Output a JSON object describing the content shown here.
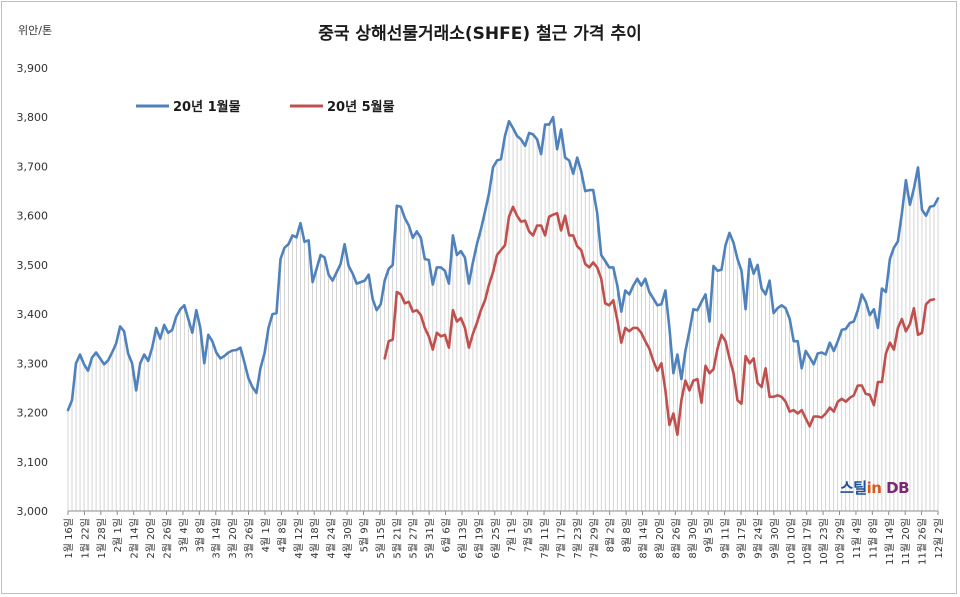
{
  "chart_data": {
    "type": "line",
    "title": "중국 상해선물거래소(SHFE) 철근 가격 추이",
    "unit_label": "위안/톤",
    "ylim": [
      3000,
      3900
    ],
    "yticks": [
      "3,000",
      "3,100",
      "3,200",
      "3,300",
      "3,400",
      "3,500",
      "3,600",
      "3,700",
      "3,800",
      "3,900"
    ],
    "ytick_values": [
      3000,
      3100,
      3200,
      3300,
      3400,
      3500,
      3600,
      3700,
      3800,
      3900
    ],
    "grid": false,
    "drop_lines": true,
    "legend_position": "top-left",
    "xtick_labels": [
      "1월 16일",
      "1월 22일",
      "1월 28일",
      "2월 1일",
      "2월 14일",
      "2월 20일",
      "2월 26일",
      "3월 4일",
      "3월 8일",
      "3월 14일",
      "3월 20일",
      "3월 26일",
      "4월 1일",
      "4월 8일",
      "4월 12일",
      "4월 18일",
      "4월 24일",
      "4월 30일",
      "5월 9일",
      "5월 15일",
      "5월 21일",
      "5월 27일",
      "5월 31일",
      "6월 6일",
      "6월 13일",
      "6월 19일",
      "6월 25일",
      "7월 1일",
      "7월 5일",
      "7월 11일",
      "7월 17일",
      "7월 23일",
      "7월 29일",
      "8월 2일",
      "8월 8일",
      "8월 14일",
      "8월 20일",
      "8월 26일",
      "8월 30일",
      "9월 5일",
      "9월 11일",
      "9월 17일",
      "9월 24일",
      "9월 30일",
      "10월 10일",
      "10월 17일",
      "10월 23일",
      "10월 29일",
      "11월 4일",
      "11월 8일",
      "11월 14일",
      "11월 20일",
      "11월 26일",
      "12월 2일"
    ],
    "series": [
      {
        "name": "20년 1월물",
        "color": "#4f81bd",
        "values": [
          3205,
          3225,
          3300,
          3318,
          3298,
          3285,
          3312,
          3322,
          3310,
          3298,
          3306,
          3322,
          3340,
          3375,
          3365,
          3320,
          3300,
          3245,
          3300,
          3318,
          3305,
          3332,
          3372,
          3350,
          3378,
          3362,
          3368,
          3395,
          3410,
          3418,
          3390,
          3362,
          3408,
          3372,
          3300,
          3358,
          3345,
          3322,
          3310,
          3315,
          3322,
          3326,
          3327,
          3332,
          3302,
          3270,
          3252,
          3240,
          3290,
          3320,
          3372,
          3400,
          3402,
          3512,
          3535,
          3542,
          3560,
          3556,
          3585,
          3547,
          3550,
          3465,
          3492,
          3520,
          3515,
          3480,
          3468,
          3485,
          3502,
          3542,
          3498,
          3482,
          3462,
          3465,
          3468,
          3480,
          3430,
          3408,
          3420,
          3468,
          3492,
          3500,
          3620,
          3618,
          3595,
          3580,
          3555,
          3568,
          3555,
          3512,
          3510,
          3460,
          3495,
          3495,
          3488,
          3462,
          3560,
          3520,
          3528,
          3515,
          3462,
          3505,
          3542,
          3572,
          3608,
          3645,
          3698,
          3712,
          3715,
          3762,
          3792,
          3778,
          3762,
          3755,
          3742,
          3768,
          3765,
          3755,
          3725,
          3785,
          3785,
          3800,
          3735,
          3775,
          3718,
          3712,
          3685,
          3718,
          3690,
          3650,
          3652,
          3652,
          3605,
          3520,
          3508,
          3495,
          3495,
          3458,
          3405,
          3448,
          3440,
          3458,
          3472,
          3458,
          3472,
          3445,
          3432,
          3418,
          3420,
          3448,
          3372,
          3280,
          3318,
          3268,
          3325,
          3365,
          3410,
          3408,
          3425,
          3440,
          3385,
          3498,
          3488,
          3490,
          3540,
          3565,
          3545,
          3512,
          3488,
          3410,
          3512,
          3482,
          3500,
          3452,
          3440,
          3468,
          3402,
          3412,
          3418,
          3412,
          3390,
          3345,
          3345,
          3290,
          3325,
          3312,
          3298,
          3320,
          3322,
          3318,
          3342,
          3325,
          3345,
          3368,
          3370,
          3382,
          3385,
          3408,
          3440,
          3425,
          3398,
          3410,
          3372,
          3452,
          3445,
          3512,
          3535,
          3548,
          3605,
          3672,
          3622,
          3655,
          3698,
          3612,
          3600,
          3618,
          3620,
          3635
        ]
      },
      {
        "name": "20년 5월물",
        "color": "#c0504d",
        "start_index": 79,
        "values": [
          3310,
          3345,
          3348,
          3445,
          3440,
          3422,
          3425,
          3405,
          3408,
          3398,
          3372,
          3355,
          3328,
          3362,
          3355,
          3358,
          3332,
          3408,
          3385,
          3392,
          3372,
          3332,
          3360,
          3382,
          3408,
          3428,
          3460,
          3485,
          3520,
          3530,
          3540,
          3598,
          3618,
          3600,
          3588,
          3590,
          3568,
          3560,
          3580,
          3580,
          3560,
          3598,
          3602,
          3605,
          3570,
          3600,
          3560,
          3560,
          3538,
          3530,
          3502,
          3495,
          3505,
          3495,
          3472,
          3422,
          3418,
          3428,
          3388,
          3342,
          3372,
          3365,
          3372,
          3372,
          3362,
          3345,
          3330,
          3305,
          3285,
          3300,
          3245,
          3175,
          3198,
          3155,
          3225,
          3265,
          3245,
          3265,
          3268,
          3220,
          3295,
          3280,
          3288,
          3330,
          3358,
          3345,
          3310,
          3280,
          3225,
          3218,
          3315,
          3300,
          3310,
          3260,
          3252,
          3290,
          3232,
          3232,
          3235,
          3232,
          3222,
          3202,
          3205,
          3198,
          3205,
          3188,
          3172,
          3192,
          3192,
          3190,
          3198,
          3210,
          3202,
          3222,
          3228,
          3222,
          3230,
          3235,
          3255,
          3255,
          3238,
          3236,
          3215,
          3262,
          3262,
          3320,
          3342,
          3328,
          3372,
          3390,
          3365,
          3380,
          3412,
          3358,
          3362,
          3420,
          3428,
          3430
        ]
      }
    ]
  },
  "logo": {
    "part1": "스틸",
    "part2": "in",
    "part3": " DB"
  }
}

◆ Aim
Set down all the entries exactly as they appear, but skip any pictures.

◆ Final result
Output a JSON object describing the content shown here.
{
  "chart_data": {
    "type": "line",
    "title": "중국 상해선물거래소(SHFE) 철근 가격 추이",
    "unit_label": "위안/톤",
    "ylim": [
      3000,
      3900
    ],
    "yticks": [
      "3,000",
      "3,100",
      "3,200",
      "3,300",
      "3,400",
      "3,500",
      "3,600",
      "3,700",
      "3,800",
      "3,900"
    ],
    "ytick_values": [
      3000,
      3100,
      3200,
      3300,
      3400,
      3500,
      3600,
      3700,
      3800,
      3900
    ],
    "grid": false,
    "drop_lines": true,
    "legend_position": "top-left",
    "xtick_labels": [
      "1월 16일",
      "1월 22일",
      "1월 28일",
      "2월 1일",
      "2월 14일",
      "2월 20일",
      "2월 26일",
      "3월 4일",
      "3월 8일",
      "3월 14일",
      "3월 20일",
      "3월 26일",
      "4월 1일",
      "4월 8일",
      "4월 12일",
      "4월 18일",
      "4월 24일",
      "4월 30일",
      "5월 9일",
      "5월 15일",
      "5월 21일",
      "5월 27일",
      "5월 31일",
      "6월 6일",
      "6월 13일",
      "6월 19일",
      "6월 25일",
      "7월 1일",
      "7월 5일",
      "7월 11일",
      "7월 17일",
      "7월 23일",
      "7월 29일",
      "8월 2일",
      "8월 8일",
      "8월 14일",
      "8월 20일",
      "8월 26일",
      "8월 30일",
      "9월 5일",
      "9월 11일",
      "9월 17일",
      "9월 24일",
      "9월 30일",
      "10월 10일",
      "10월 17일",
      "10월 23일",
      "10월 29일",
      "11월 4일",
      "11월 8일",
      "11월 14일",
      "11월 20일",
      "11월 26일",
      "12월 2일"
    ],
    "series": [
      {
        "name": "20년 1월물",
        "color": "#4f81bd",
        "values": [
          3205,
          3225,
          3300,
          3318,
          3298,
          3285,
          3312,
          3322,
          3310,
          3298,
          3306,
          3322,
          3340,
          3375,
          3365,
          3320,
          3300,
          3245,
          3300,
          3318,
          3305,
          3332,
          3372,
          3350,
          3378,
          3362,
          3368,
          3395,
          3410,
          3418,
          3390,
          3362,
          3408,
          3372,
          3300,
          3358,
          3345,
          3322,
          3310,
          3315,
          3322,
          3326,
          3327,
          3332,
          3302,
          3270,
          3252,
          3240,
          3290,
          3320,
          3372,
          3400,
          3402,
          3512,
          3535,
          3542,
          3560,
          3556,
          3585,
          3547,
          3550,
          3465,
          3492,
          3520,
          3515,
          3480,
          3468,
          3485,
          3502,
          3542,
          3498,
          3482,
          3462,
          3465,
          3468,
          3480,
          3430,
          3408,
          3420,
          3468,
          3492,
          3500,
          3620,
          3618,
          3595,
          3580,
          3555,
          3568,
          3555,
          3512,
          3510,
          3460,
          3495,
          3495,
          3488,
          3462,
          3560,
          3520,
          3528,
          3515,
          3462,
          3505,
          3542,
          3572,
          3608,
          3645,
          3698,
          3712,
          3715,
          3762,
          3792,
          3778,
          3762,
          3755,
          3742,
          3768,
          3765,
          3755,
          3725,
          3785,
          3785,
          3800,
          3735,
          3775,
          3718,
          3712,
          3685,
          3718,
          3690,
          3650,
          3652,
          3652,
          3605,
          3520,
          3508,
          3495,
          3495,
          3458,
          3405,
          3448,
          3440,
          3458,
          3472,
          3458,
          3472,
          3445,
          3432,
          3418,
          3420,
          3448,
          3372,
          3280,
          3318,
          3268,
          3325,
          3365,
          3410,
          3408,
          3425,
          3440,
          3385,
          3498,
          3488,
          3490,
          3540,
          3565,
          3545,
          3512,
          3488,
          3410,
          3512,
          3482,
          3500,
          3452,
          3440,
          3468,
          3402,
          3412,
          3418,
          3412,
          3390,
          3345,
          3345,
          3290,
          3325,
          3312,
          3298,
          3320,
          3322,
          3318,
          3342,
          3325,
          3345,
          3368,
          3370,
          3382,
          3385,
          3408,
          3440,
          3425,
          3398,
          3410,
          3372,
          3452,
          3445,
          3512,
          3535,
          3548,
          3605,
          3672,
          3622,
          3655,
          3698,
          3612,
          3600,
          3618,
          3620,
          3635
        ]
      },
      {
        "name": "20년 5월물",
        "color": "#c0504d",
        "start_index": 79,
        "values": [
          3310,
          3345,
          3348,
          3445,
          3440,
          3422,
          3425,
          3405,
          3408,
          3398,
          3372,
          3355,
          3328,
          3362,
          3355,
          3358,
          3332,
          3408,
          3385,
          3392,
          3372,
          3332,
          3360,
          3382,
          3408,
          3428,
          3460,
          3485,
          3520,
          3530,
          3540,
          3598,
          3618,
          3600,
          3588,
          3590,
          3568,
          3560,
          3580,
          3580,
          3560,
          3598,
          3602,
          3605,
          3570,
          3600,
          3560,
          3560,
          3538,
          3530,
          3502,
          3495,
          3505,
          3495,
          3472,
          3422,
          3418,
          3428,
          3388,
          3342,
          3372,
          3365,
          3372,
          3372,
          3362,
          3345,
          3330,
          3305,
          3285,
          3300,
          3245,
          3175,
          3198,
          3155,
          3225,
          3265,
          3245,
          3265,
          3268,
          3220,
          3295,
          3280,
          3288,
          3330,
          3358,
          3345,
          3310,
          3280,
          3225,
          3218,
          3315,
          3300,
          3310,
          3260,
          3252,
          3290,
          3232,
          3232,
          3235,
          3232,
          3222,
          3202,
          3205,
          3198,
          3205,
          3188,
          3172,
          3192,
          3192,
          3190,
          3198,
          3210,
          3202,
          3222,
          3228,
          3222,
          3230,
          3235,
          3255,
          3255,
          3238,
          3236,
          3215,
          3262,
          3262,
          3320,
          3342,
          3328,
          3372,
          3390,
          3365,
          3380,
          3412,
          3358,
          3362,
          3420,
          3428,
          3430
        ]
      }
    ]
  },
  "logo": {
    "part1": "스틸",
    "part2": "in",
    "part3": " DB"
  }
}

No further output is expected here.